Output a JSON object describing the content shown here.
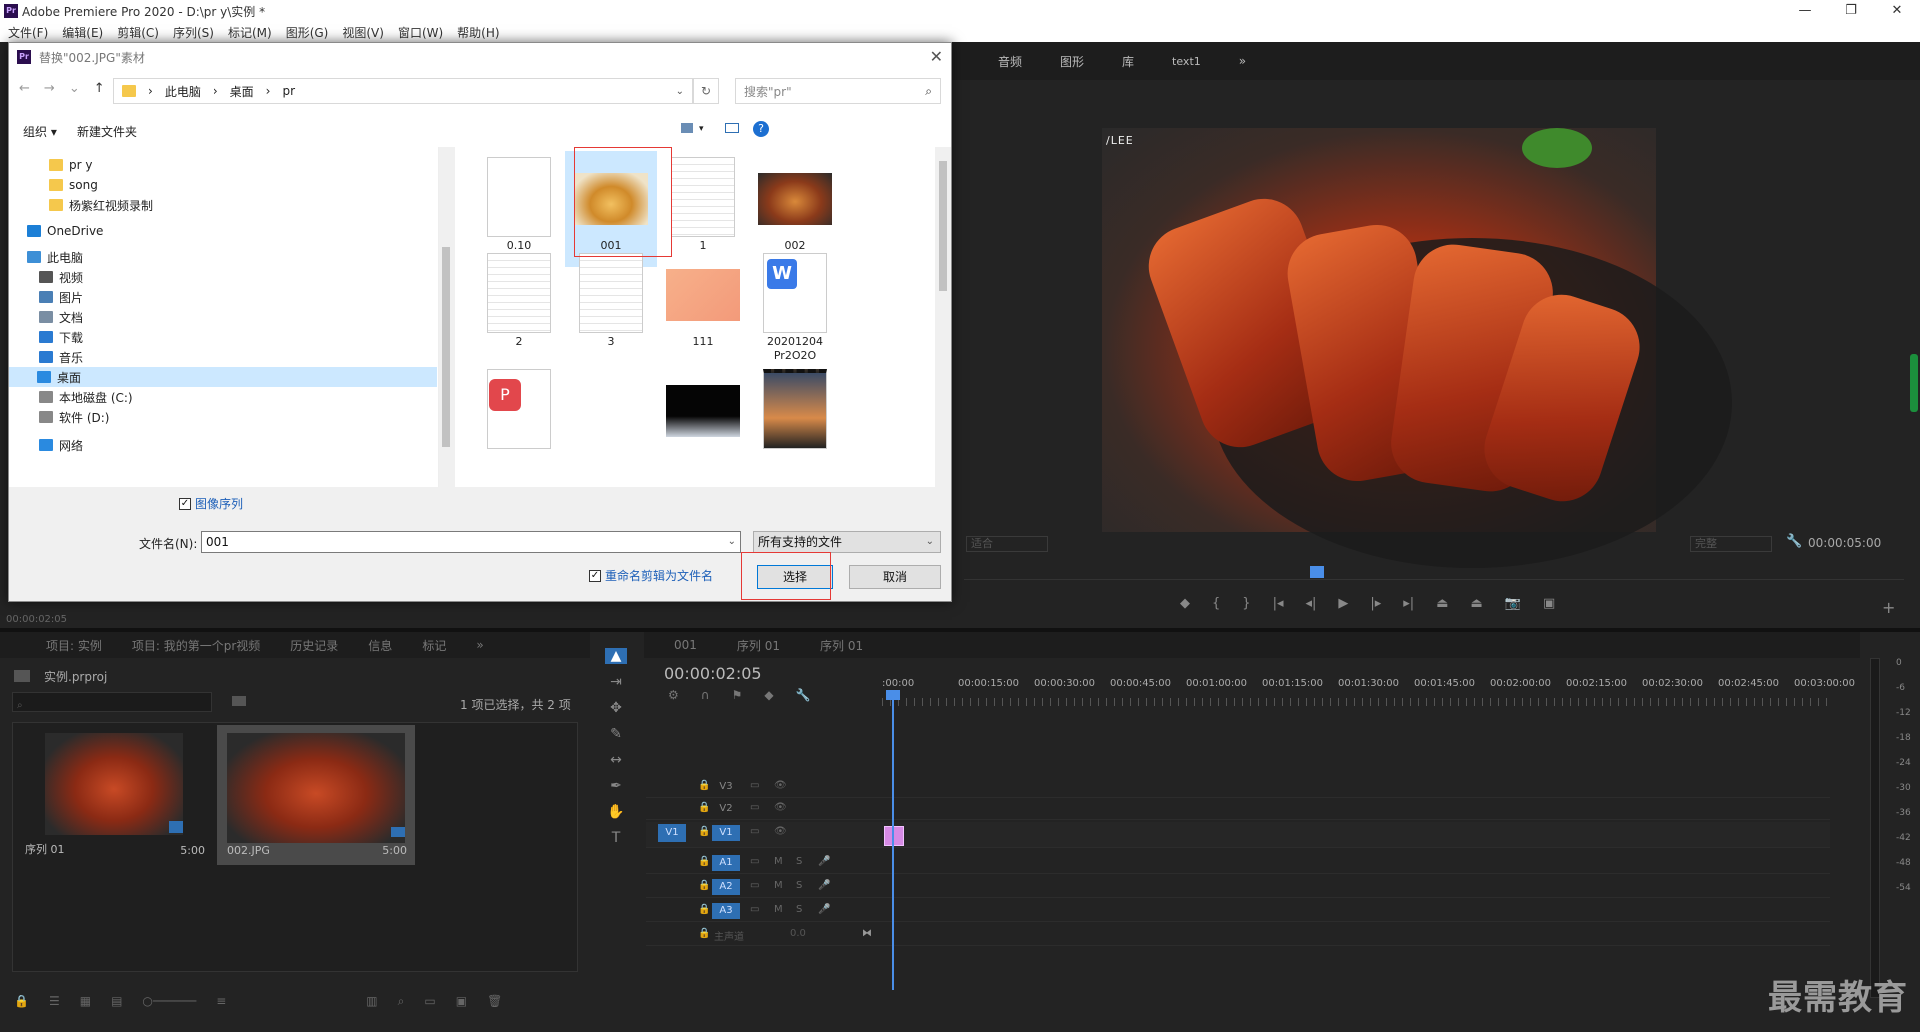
{
  "app": {
    "title": "Adobe Premiere Pro 2020 - D:\\pr y\\实例 *",
    "menu": [
      "文件(F)",
      "编辑(E)",
      "剪辑(C)",
      "序列(S)",
      "标记(M)",
      "图形(G)",
      "视图(V)",
      "窗口(W)",
      "帮助(H)"
    ]
  },
  "program_panel": {
    "tabs": [
      "音频",
      "图形",
      "库",
      "text1"
    ],
    "fit_dropdown": "适合",
    "quality_dropdown": "完整",
    "timecode": "00:00:05:00",
    "overlay_text": "/LEE"
  },
  "dialog": {
    "title": "替换\"002.JPG\"素材",
    "breadcrumb": [
      "此电脑",
      "桌面",
      "pr"
    ],
    "search_placeholder": "搜索\"pr\"",
    "organize": "组织 ▾",
    "new_folder": "新建文件夹",
    "tree": [
      {
        "label": "pr y",
        "icon": "folder-icon"
      },
      {
        "label": "song",
        "icon": "folder-icon"
      },
      {
        "label": "杨紫红视频录制",
        "icon": "folder-icon"
      },
      {
        "label": "OneDrive",
        "icon": "cloud-icon"
      },
      {
        "label": "此电脑",
        "icon": "computer-icon"
      },
      {
        "label": "视频",
        "icon": "video-icon"
      },
      {
        "label": "图片",
        "icon": "picture-icon"
      },
      {
        "label": "文档",
        "icon": "document-icon"
      },
      {
        "label": "下载",
        "icon": "download-icon"
      },
      {
        "label": "音乐",
        "icon": "music-icon"
      },
      {
        "label": "桌面",
        "icon": "desktop-icon"
      },
      {
        "label": "本地磁盘 (C:)",
        "icon": "drive-icon"
      },
      {
        "label": "软件 (D:)",
        "icon": "drive-icon"
      },
      {
        "label": "网络",
        "icon": "network-icon"
      }
    ],
    "files": [
      "0.10",
      "001",
      "1",
      "002",
      "2",
      "3",
      "111",
      "20201204\nPr2O2O",
      "",
      "",
      "",
      ""
    ],
    "image_sequence_label": "图像序列",
    "filename_label": "文件名(N):",
    "filename_value": "001",
    "filetype_value": "所有支持的文件",
    "rename_label": "重命名剪辑为文件名",
    "select_button": "选择",
    "cancel_button": "取消",
    "file_icons": [
      "blank-file-icon",
      "image-thumbnail-icon",
      "text-file-icon",
      "image-thumbnail-icon",
      "text-file-icon",
      "text-file-icon",
      "image-thumbnail-icon",
      "word-document-icon",
      "pdf-file-icon",
      "image-thumbnail-icon",
      "image-thumbnail-icon",
      "video-thumbnail-icon"
    ]
  },
  "source_timecode": "00:00:02:05",
  "project_panel": {
    "tabs": [
      "项目: 实例",
      "项目: 我的第一个pr视频",
      "历史记录",
      "信息",
      "标记"
    ],
    "project_name": "实例.prproj",
    "selection_count": "1 项已选择，共 2 项",
    "items": [
      {
        "label": "序列 01",
        "duration": "5:00"
      },
      {
        "label": "002.JPG",
        "duration": "5:00"
      }
    ]
  },
  "timeline": {
    "tabs": [
      "001",
      "序列 01",
      "序列 01"
    ],
    "timecode": "00:00:02:05",
    "ruler": [
      ":00:00",
      "00:00:15:00",
      "00:00:30:00",
      "00:00:45:00",
      "00:01:00:00",
      "00:01:15:00",
      "00:01:30:00",
      "00:01:45:00",
      "00:02:00:00",
      "00:02:15:00",
      "00:02:30:00",
      "00:02:45:00",
      "00:03:00:00"
    ],
    "tracks": [
      "V3",
      "V2",
      "V1",
      "A1",
      "A2",
      "A3"
    ],
    "source_patch_v": "V1",
    "master_label": "主声道",
    "master_value": "0.0"
  },
  "meters": [
    "0",
    "-6",
    "-12",
    "-18",
    "-24",
    "-30",
    "-36",
    "-42",
    "-48",
    "-54"
  ],
  "watermark": "最需教育",
  "colors": {
    "accent": "#2e6fb3",
    "highlight_red": "#e53935",
    "clip": "#d68ae5"
  }
}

########

Pick out each line in the material containing "title".

    "title": "Adobe Premiere Pro 2020 - D:\\pr y\\实例 *",
    "title": "替换\"002.JPG\"素材",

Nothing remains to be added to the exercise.